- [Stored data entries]
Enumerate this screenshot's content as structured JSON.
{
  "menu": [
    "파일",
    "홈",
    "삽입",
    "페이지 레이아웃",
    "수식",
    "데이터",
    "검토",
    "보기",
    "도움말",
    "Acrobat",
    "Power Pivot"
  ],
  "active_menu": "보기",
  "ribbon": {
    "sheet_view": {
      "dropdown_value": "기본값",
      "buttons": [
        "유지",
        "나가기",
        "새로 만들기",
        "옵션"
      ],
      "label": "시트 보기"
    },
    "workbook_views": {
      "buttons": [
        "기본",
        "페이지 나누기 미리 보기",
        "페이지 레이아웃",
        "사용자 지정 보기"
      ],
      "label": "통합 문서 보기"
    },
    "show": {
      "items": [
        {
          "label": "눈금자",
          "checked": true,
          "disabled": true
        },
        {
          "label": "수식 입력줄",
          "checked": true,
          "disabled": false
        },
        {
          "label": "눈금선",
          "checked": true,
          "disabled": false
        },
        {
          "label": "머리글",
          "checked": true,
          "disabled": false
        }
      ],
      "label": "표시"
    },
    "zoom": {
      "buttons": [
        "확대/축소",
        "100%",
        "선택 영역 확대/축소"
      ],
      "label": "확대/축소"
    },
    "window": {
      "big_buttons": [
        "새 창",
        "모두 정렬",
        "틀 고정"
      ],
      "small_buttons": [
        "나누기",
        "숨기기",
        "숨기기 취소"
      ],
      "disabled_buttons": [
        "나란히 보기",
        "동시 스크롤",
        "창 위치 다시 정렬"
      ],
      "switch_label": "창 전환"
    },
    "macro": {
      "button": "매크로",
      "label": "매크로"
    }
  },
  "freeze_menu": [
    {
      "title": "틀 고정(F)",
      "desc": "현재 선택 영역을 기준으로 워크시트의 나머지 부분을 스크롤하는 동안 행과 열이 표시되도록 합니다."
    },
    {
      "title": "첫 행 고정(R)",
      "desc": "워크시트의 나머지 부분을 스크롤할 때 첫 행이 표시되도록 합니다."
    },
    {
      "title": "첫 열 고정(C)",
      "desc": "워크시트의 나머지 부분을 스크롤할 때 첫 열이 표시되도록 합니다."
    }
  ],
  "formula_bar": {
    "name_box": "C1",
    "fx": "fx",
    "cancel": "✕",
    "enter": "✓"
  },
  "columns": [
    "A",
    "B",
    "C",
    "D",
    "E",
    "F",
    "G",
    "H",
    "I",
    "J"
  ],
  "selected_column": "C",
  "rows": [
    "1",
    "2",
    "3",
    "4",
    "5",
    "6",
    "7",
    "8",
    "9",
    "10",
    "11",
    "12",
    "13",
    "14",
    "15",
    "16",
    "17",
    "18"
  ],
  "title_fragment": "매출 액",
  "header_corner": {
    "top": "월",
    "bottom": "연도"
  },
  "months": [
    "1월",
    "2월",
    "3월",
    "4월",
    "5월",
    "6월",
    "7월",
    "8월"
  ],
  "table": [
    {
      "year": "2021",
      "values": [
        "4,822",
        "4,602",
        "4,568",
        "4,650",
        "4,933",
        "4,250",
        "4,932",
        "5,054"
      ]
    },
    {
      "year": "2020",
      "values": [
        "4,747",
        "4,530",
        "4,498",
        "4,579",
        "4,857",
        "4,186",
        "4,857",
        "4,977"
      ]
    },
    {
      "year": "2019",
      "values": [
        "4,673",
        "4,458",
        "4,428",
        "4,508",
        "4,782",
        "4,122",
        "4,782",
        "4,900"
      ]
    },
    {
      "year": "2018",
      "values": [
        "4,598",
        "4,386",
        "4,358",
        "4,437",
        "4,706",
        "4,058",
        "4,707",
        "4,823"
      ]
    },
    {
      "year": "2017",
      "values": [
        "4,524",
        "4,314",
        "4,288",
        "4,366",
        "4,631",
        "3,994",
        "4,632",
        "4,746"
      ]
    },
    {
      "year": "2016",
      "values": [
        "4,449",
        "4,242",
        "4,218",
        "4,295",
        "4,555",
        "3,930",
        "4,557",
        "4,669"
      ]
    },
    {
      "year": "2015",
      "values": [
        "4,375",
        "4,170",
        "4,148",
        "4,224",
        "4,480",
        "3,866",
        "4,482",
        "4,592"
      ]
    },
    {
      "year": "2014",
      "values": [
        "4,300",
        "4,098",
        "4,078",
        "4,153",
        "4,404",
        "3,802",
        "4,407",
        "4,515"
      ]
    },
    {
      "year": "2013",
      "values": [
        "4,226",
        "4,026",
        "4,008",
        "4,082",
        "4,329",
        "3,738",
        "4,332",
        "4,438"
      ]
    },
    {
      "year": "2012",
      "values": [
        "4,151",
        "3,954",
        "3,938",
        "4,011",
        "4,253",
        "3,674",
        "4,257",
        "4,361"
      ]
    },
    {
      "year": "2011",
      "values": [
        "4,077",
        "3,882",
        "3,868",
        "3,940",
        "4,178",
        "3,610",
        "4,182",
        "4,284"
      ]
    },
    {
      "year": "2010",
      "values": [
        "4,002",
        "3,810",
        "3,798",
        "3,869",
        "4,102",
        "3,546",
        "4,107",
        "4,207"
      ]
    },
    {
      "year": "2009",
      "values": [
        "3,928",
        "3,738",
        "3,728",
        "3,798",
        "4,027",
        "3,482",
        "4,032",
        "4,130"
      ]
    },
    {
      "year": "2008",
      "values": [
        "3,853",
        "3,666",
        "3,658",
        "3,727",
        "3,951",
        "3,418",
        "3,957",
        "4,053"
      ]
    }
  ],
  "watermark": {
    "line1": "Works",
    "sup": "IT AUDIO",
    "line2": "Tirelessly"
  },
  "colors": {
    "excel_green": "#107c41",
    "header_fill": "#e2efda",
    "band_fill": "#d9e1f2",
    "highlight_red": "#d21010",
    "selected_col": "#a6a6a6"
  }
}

- [Required task]
Each entry is to be returned in full, character for character.

- [Correct answer]
Enumerate this screenshot's content as structured JSON.
{
  "menu": [
    "파일",
    "홈",
    "삽입",
    "페이지 레이아웃",
    "수식",
    "데이터",
    "검토",
    "보기",
    "도움말",
    "Acrobat",
    "Power Pivot"
  ],
  "active_menu": "보기",
  "ribbon": {
    "sheet_view": {
      "dropdown_value": "기본값",
      "buttons": [
        "유지",
        "나가기",
        "새로 만들기",
        "옵션"
      ],
      "label": "시트 보기"
    },
    "workbook_views": {
      "buttons": [
        "기본",
        "페이지 나누기 미리 보기",
        "페이지 레이아웃",
        "사용자 지정 보기"
      ],
      "label": "통합 문서 보기"
    },
    "show": {
      "items": [
        {
          "label": "눈금자",
          "checked": true,
          "disabled": true
        },
        {
          "label": "수식 입력줄",
          "checked": true,
          "disabled": false
        },
        {
          "label": "눈금선",
          "checked": true,
          "disabled": false
        },
        {
          "label": "머리글",
          "checked": true,
          "disabled": false
        }
      ],
      "label": "표시"
    },
    "zoom": {
      "buttons": [
        "확대/축소",
        "100%",
        "선택 영역 확대/축소"
      ],
      "label": "확대/축소"
    },
    "window": {
      "big_buttons": [
        "새 창",
        "모두 정렬",
        "틀 고정"
      ],
      "small_buttons": [
        "나누기",
        "숨기기",
        "숨기기 취소"
      ],
      "disabled_buttons": [
        "나란히 보기",
        "동시 스크롤",
        "창 위치 다시 정렬"
      ],
      "switch_label": "창 전환"
    },
    "macro": {
      "button": "매크로",
      "label": "매크로"
    }
  },
  "freeze_menu": [
    {
      "title": "틀 고정(F)",
      "desc": "현재 선택 영역을 기준으로 워크시트의 나머지 부분을 스크롤하는 동안 행과 열이 표시되도록 합니다."
    },
    {
      "title": "첫 행 고정(R)",
      "desc": "워크시트의 나머지 부분을 스크롤할 때 첫 행이 표시되도록 합니다."
    },
    {
      "title": "첫 열 고정(C)",
      "desc": "워크시트의 나머지 부분을 스크롤할 때 첫 열이 표시되도록 합니다."
    }
  ],
  "formula_bar": {
    "name_box": "C1",
    "fx": "fx",
    "cancel": "✕",
    "enter": "✓"
  },
  "columns": [
    "A",
    "B",
    "C",
    "D",
    "E",
    "F",
    "G",
    "H",
    "I",
    "J"
  ],
  "selected_column": "C",
  "rows": [
    "1",
    "2",
    "3",
    "4",
    "5",
    "6",
    "7",
    "8",
    "9",
    "10",
    "11",
    "12",
    "13",
    "14",
    "15",
    "16",
    "17",
    "18"
  ],
  "title_fragment": "매출 액",
  "header_corner": {
    "top": "월",
    "bottom": "연도"
  },
  "months": [
    "1월",
    "2월",
    "3월",
    "4월",
    "5월",
    "6월",
    "7월",
    "8월"
  ],
  "table": [
    {
      "year": "2021",
      "values": [
        "4,822",
        "4,602",
        "4,568",
        "4,650",
        "4,933",
        "4,250",
        "4,932",
        "5,054"
      ]
    },
    {
      "year": "2020",
      "values": [
        "4,747",
        "4,530",
        "4,498",
        "4,579",
        "4,857",
        "4,186",
        "4,857",
        "4,977"
      ]
    },
    {
      "year": "2019",
      "values": [
        "4,673",
        "4,458",
        "4,428",
        "4,508",
        "4,782",
        "4,122",
        "4,782",
        "4,900"
      ]
    },
    {
      "year": "2018",
      "values": [
        "4,598",
        "4,386",
        "4,358",
        "4,437",
        "4,706",
        "4,058",
        "4,707",
        "4,823"
      ]
    },
    {
      "year": "2017",
      "values": [
        "4,524",
        "4,314",
        "4,288",
        "4,366",
        "4,631",
        "3,994",
        "4,632",
        "4,746"
      ]
    },
    {
      "year": "2016",
      "values": [
        "4,449",
        "4,242",
        "4,218",
        "4,295",
        "4,555",
        "3,930",
        "4,557",
        "4,669"
      ]
    },
    {
      "year": "2015",
      "values": [
        "4,375",
        "4,170",
        "4,148",
        "4,224",
        "4,480",
        "3,866",
        "4,482",
        "4,592"
      ]
    },
    {
      "year": "2014",
      "values": [
        "4,300",
        "4,098",
        "4,078",
        "4,153",
        "4,404",
        "3,802",
        "4,407",
        "4,515"
      ]
    },
    {
      "year": "2013",
      "values": [
        "4,226",
        "4,026",
        "4,008",
        "4,082",
        "4,329",
        "3,738",
        "4,332",
        "4,438"
      ]
    },
    {
      "year": "2012",
      "values": [
        "4,151",
        "3,954",
        "3,938",
        "4,011",
        "4,253",
        "3,674",
        "4,257",
        "4,361"
      ]
    },
    {
      "year": "2011",
      "values": [
        "4,077",
        "3,882",
        "3,868",
        "3,940",
        "4,178",
        "3,610",
        "4,182",
        "4,284"
      ]
    },
    {
      "year": "2010",
      "values": [
        "4,002",
        "3,810",
        "3,798",
        "3,869",
        "4,102",
        "3,546",
        "4,107",
        "4,207"
      ]
    },
    {
      "year": "2009",
      "values": [
        "3,928",
        "3,738",
        "3,728",
        "3,798",
        "4,027",
        "3,482",
        "4,032",
        "4,130"
      ]
    },
    {
      "year": "2008",
      "values": [
        "3,853",
        "3,666",
        "3,658",
        "3,727",
        "3,951",
        "3,418",
        "3,957",
        "4,053"
      ]
    }
  ],
  "watermark": {
    "line1": "Works",
    "sup": "IT AUDIO",
    "line2": "Tirelessly"
  },
  "colors": {
    "excel_green": "#107c41",
    "header_fill": "#e2efda",
    "band_fill": "#d9e1f2",
    "highlight_red": "#d21010",
    "selected_col": "#a6a6a6"
  }
}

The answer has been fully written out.